● Problem details:
Within the listing below, locate all lines containing the word "JSON". Copy each one.

[Dataset entries on figures]

-- begin --

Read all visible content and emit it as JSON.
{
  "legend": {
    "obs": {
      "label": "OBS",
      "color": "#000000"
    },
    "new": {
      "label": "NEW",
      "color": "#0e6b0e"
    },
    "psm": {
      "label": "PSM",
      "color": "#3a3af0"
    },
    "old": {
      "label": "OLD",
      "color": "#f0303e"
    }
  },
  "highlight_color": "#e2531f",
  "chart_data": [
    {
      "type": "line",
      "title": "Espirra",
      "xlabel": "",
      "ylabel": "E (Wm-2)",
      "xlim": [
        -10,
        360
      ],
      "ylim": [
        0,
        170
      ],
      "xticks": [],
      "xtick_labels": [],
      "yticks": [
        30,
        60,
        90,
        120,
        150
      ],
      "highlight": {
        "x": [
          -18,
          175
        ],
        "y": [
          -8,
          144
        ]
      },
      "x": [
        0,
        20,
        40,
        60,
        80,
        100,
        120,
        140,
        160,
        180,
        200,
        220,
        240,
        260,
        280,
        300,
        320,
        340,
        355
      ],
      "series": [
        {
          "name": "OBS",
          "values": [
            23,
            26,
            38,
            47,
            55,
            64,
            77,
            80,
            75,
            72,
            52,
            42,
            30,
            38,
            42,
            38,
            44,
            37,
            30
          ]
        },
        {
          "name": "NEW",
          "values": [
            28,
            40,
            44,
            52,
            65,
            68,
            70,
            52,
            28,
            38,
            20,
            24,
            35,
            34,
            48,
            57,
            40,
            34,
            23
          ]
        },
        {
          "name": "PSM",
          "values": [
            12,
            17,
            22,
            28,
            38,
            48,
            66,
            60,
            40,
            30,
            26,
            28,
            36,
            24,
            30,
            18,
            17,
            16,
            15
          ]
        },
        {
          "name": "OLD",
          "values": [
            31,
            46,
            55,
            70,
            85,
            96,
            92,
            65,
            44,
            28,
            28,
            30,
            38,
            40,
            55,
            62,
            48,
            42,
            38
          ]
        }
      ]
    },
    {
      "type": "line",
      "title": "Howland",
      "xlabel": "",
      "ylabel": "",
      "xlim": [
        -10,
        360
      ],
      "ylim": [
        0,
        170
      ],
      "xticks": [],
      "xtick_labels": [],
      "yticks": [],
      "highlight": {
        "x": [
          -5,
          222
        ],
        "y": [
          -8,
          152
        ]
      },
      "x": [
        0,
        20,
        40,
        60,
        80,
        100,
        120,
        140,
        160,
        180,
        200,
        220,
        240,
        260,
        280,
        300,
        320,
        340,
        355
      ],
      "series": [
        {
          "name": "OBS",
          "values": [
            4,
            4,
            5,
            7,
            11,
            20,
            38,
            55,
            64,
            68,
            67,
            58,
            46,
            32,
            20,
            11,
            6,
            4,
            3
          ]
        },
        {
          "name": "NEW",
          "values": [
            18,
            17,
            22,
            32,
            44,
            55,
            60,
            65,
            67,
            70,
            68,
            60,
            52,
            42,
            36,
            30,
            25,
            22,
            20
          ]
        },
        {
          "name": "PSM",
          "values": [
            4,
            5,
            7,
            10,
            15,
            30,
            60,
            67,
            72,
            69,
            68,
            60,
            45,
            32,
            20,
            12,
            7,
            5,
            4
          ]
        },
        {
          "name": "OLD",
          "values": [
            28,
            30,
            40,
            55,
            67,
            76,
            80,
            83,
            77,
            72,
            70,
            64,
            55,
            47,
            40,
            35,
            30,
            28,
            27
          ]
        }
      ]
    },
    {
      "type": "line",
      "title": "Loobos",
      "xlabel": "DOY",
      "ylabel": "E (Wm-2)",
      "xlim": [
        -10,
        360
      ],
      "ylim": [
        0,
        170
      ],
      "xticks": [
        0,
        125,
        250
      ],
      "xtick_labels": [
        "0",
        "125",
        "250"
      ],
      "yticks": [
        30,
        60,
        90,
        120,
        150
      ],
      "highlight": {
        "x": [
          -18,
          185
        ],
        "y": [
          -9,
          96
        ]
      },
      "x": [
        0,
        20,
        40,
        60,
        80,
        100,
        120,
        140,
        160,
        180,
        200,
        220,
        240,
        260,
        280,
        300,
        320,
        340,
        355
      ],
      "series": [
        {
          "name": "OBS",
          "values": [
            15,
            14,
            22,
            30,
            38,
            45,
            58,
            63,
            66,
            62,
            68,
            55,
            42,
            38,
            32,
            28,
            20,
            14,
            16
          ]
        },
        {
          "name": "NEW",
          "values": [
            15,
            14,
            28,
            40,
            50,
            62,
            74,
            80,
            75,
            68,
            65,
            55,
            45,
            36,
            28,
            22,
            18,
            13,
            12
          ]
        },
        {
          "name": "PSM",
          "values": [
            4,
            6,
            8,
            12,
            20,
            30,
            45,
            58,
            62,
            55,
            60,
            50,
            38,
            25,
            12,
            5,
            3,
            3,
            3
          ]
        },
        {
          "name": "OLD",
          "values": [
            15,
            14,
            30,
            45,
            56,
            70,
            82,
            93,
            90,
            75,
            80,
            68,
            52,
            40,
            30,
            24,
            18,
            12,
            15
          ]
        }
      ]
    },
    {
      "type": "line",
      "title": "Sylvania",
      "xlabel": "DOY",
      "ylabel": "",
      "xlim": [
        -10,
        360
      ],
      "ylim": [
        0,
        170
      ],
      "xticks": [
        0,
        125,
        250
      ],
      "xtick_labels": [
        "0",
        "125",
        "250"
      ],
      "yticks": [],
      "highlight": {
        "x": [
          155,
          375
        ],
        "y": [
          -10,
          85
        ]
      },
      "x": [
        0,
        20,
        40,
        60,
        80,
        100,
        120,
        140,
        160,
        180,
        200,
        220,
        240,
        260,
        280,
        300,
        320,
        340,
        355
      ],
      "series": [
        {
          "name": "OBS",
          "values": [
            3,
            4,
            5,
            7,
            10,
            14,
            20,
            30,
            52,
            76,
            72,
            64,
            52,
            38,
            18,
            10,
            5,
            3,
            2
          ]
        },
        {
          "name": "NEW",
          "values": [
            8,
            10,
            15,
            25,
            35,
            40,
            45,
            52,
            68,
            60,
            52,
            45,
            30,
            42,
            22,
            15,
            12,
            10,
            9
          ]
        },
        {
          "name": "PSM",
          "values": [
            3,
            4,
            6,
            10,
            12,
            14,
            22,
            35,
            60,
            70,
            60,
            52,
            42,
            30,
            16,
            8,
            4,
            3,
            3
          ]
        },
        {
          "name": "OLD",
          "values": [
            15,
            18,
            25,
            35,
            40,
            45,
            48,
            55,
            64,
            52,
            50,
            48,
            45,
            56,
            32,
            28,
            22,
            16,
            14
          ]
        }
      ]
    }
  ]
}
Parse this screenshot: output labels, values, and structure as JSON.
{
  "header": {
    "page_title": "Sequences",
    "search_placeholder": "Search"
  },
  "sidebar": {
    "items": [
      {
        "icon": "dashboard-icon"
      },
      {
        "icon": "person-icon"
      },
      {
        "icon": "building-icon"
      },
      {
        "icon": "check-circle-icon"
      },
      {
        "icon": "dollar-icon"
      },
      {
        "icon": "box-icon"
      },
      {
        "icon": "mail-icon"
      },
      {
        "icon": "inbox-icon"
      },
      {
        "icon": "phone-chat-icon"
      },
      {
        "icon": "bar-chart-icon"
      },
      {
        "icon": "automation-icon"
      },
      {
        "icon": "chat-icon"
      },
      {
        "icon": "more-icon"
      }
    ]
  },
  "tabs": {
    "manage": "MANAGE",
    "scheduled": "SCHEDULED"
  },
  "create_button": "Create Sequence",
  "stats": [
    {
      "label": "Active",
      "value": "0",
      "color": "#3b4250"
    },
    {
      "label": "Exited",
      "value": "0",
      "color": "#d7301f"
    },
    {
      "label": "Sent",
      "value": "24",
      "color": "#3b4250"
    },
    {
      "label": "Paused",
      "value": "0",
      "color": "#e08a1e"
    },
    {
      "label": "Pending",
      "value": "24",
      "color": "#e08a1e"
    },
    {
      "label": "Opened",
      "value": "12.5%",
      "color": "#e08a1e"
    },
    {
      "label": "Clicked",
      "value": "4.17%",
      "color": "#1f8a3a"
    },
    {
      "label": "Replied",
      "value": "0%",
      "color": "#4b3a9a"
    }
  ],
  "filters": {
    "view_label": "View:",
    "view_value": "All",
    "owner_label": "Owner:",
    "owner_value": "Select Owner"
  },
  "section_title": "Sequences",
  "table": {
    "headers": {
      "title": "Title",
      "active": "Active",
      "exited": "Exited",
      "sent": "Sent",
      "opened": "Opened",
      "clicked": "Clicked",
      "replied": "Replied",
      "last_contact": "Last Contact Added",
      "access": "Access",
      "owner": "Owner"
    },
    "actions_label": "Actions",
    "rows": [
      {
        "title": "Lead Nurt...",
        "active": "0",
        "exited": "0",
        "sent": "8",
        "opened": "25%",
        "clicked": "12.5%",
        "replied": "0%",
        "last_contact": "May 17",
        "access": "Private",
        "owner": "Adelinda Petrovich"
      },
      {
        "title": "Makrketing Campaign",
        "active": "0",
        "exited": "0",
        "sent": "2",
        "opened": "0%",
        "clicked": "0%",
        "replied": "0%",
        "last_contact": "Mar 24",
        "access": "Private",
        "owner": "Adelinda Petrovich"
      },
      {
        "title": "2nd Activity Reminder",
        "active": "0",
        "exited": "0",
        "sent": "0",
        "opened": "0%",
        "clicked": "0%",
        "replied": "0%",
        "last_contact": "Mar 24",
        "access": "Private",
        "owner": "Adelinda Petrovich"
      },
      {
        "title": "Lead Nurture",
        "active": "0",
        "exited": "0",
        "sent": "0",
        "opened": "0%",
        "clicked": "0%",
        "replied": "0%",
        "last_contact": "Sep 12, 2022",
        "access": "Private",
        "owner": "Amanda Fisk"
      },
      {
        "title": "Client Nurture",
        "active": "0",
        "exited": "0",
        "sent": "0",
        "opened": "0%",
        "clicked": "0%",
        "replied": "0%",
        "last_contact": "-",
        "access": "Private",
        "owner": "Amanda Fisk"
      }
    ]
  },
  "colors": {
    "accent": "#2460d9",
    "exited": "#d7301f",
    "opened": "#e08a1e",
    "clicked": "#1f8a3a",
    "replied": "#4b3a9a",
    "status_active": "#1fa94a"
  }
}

-- end --

● Answer for this exercise:
Read all visible content and emit it as JSON.
Parse this screenshot: output labels, values, and structure as JSON.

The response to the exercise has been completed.